■ Your instructions: Reproduce every line of the records below verbatim, omitting the pictures from your answer.

■ Recorded data:
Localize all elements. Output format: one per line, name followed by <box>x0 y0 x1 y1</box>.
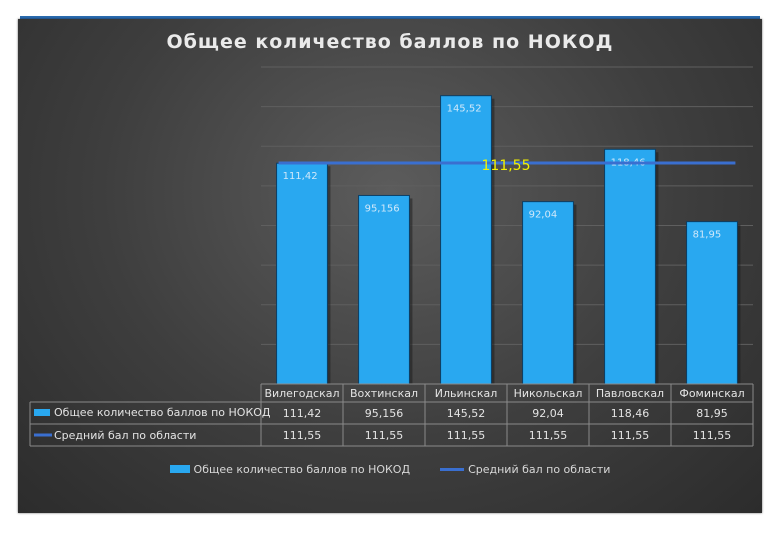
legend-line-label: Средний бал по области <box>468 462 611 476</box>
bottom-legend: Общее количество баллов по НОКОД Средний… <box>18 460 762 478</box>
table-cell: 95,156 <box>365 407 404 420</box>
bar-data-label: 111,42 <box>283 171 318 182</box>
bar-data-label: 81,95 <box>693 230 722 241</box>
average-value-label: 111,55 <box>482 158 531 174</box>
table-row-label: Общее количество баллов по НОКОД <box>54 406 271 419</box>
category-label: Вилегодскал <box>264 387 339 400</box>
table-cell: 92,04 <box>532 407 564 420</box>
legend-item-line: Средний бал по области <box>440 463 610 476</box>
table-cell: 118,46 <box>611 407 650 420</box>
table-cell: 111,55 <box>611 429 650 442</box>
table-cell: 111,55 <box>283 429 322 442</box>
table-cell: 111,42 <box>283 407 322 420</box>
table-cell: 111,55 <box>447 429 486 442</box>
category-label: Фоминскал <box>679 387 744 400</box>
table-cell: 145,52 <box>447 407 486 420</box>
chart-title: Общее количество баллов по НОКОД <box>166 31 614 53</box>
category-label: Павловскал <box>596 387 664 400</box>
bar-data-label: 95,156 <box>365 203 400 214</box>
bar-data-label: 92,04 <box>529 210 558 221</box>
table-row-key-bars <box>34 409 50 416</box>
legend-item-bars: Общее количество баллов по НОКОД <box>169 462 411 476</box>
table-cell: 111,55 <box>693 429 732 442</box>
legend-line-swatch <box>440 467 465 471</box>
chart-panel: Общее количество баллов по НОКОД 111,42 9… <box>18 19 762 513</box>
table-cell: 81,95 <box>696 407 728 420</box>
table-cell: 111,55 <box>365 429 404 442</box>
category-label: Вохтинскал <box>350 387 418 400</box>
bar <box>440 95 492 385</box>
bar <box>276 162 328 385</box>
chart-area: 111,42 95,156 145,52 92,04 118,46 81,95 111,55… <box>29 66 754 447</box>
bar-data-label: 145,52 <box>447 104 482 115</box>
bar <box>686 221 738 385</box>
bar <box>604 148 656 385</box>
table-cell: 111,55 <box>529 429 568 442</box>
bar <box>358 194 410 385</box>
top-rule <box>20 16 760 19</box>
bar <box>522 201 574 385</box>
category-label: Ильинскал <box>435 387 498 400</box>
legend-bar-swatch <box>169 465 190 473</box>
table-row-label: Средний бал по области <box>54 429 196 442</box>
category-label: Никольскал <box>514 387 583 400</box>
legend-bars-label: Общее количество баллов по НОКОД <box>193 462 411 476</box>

■ Problem solution:
Localize all elements. Output format: one per line, name followed by <box>x0 y0 x1 y1</box>.
legend-line-label: Средний бал по области <box>468 462 611 476</box>
bottom-legend: Общее количество баллов по НОКОД Средний… <box>18 460 762 478</box>
table-cell: 95,156 <box>365 407 404 420</box>
bar-data-label: 111,42 <box>283 171 318 182</box>
bar-data-label: 81,95 <box>693 230 722 241</box>
average-value-label: 111,55 <box>482 158 531 174</box>
table-row-label: Общее количество баллов по НОКОД <box>54 406 271 419</box>
category-label: Вилегодскал <box>264 387 339 400</box>
table-cell: 92,04 <box>532 407 564 420</box>
legend-item-line: Средний бал по области <box>440 463 610 476</box>
table-cell: 118,46 <box>611 407 650 420</box>
table-cell: 111,55 <box>611 429 650 442</box>
table-cell: 111,55 <box>283 429 322 442</box>
table-cell: 111,42 <box>283 407 322 420</box>
table-cell: 111,55 <box>447 429 486 442</box>
category-label: Фоминскал <box>679 387 744 400</box>
table-cell: 145,52 <box>447 407 486 420</box>
chart-title: Общее количество баллов по НОКОД <box>166 31 614 53</box>
category-label: Павловскал <box>596 387 664 400</box>
bar-data-label: 95,156 <box>365 203 400 214</box>
bar-data-label: 92,04 <box>529 210 558 221</box>
table-row-key-bars <box>34 409 50 416</box>
legend-item-bars: Общее количество баллов по НОКОД <box>169 462 411 476</box>
table-cell: 111,55 <box>693 429 732 442</box>
legend-line-swatch <box>440 467 465 471</box>
chart-panel: Общее количество баллов по НОКОД 111,42 9… <box>18 19 762 513</box>
table-cell: 81,95 <box>696 407 728 420</box>
table-cell: 111,55 <box>365 429 404 442</box>
category-label: Вохтинскал <box>350 387 418 400</box>
bar <box>440 95 492 385</box>
bar <box>276 162 328 385</box>
chart-area: 111,42 95,156 145,52 92,04 118,46 81,95 111,55… <box>29 66 754 447</box>
bar-data-label: 145,52 <box>447 104 482 115</box>
bar <box>686 221 738 385</box>
bar <box>604 148 656 385</box>
table-cell: 111,55 <box>529 429 568 442</box>
bar <box>358 194 410 385</box>
top-rule <box>20 16 760 19</box>
bar <box>522 201 574 385</box>
category-label: Ильинскал <box>435 387 498 400</box>
legend-bar-swatch <box>169 465 190 473</box>
table-row-label: Средний бал по области <box>54 429 196 442</box>
category-label: Никольскал <box>514 387 583 400</box>
legend-bars-label: Общее количество баллов по НОКОД <box>193 462 411 476</box>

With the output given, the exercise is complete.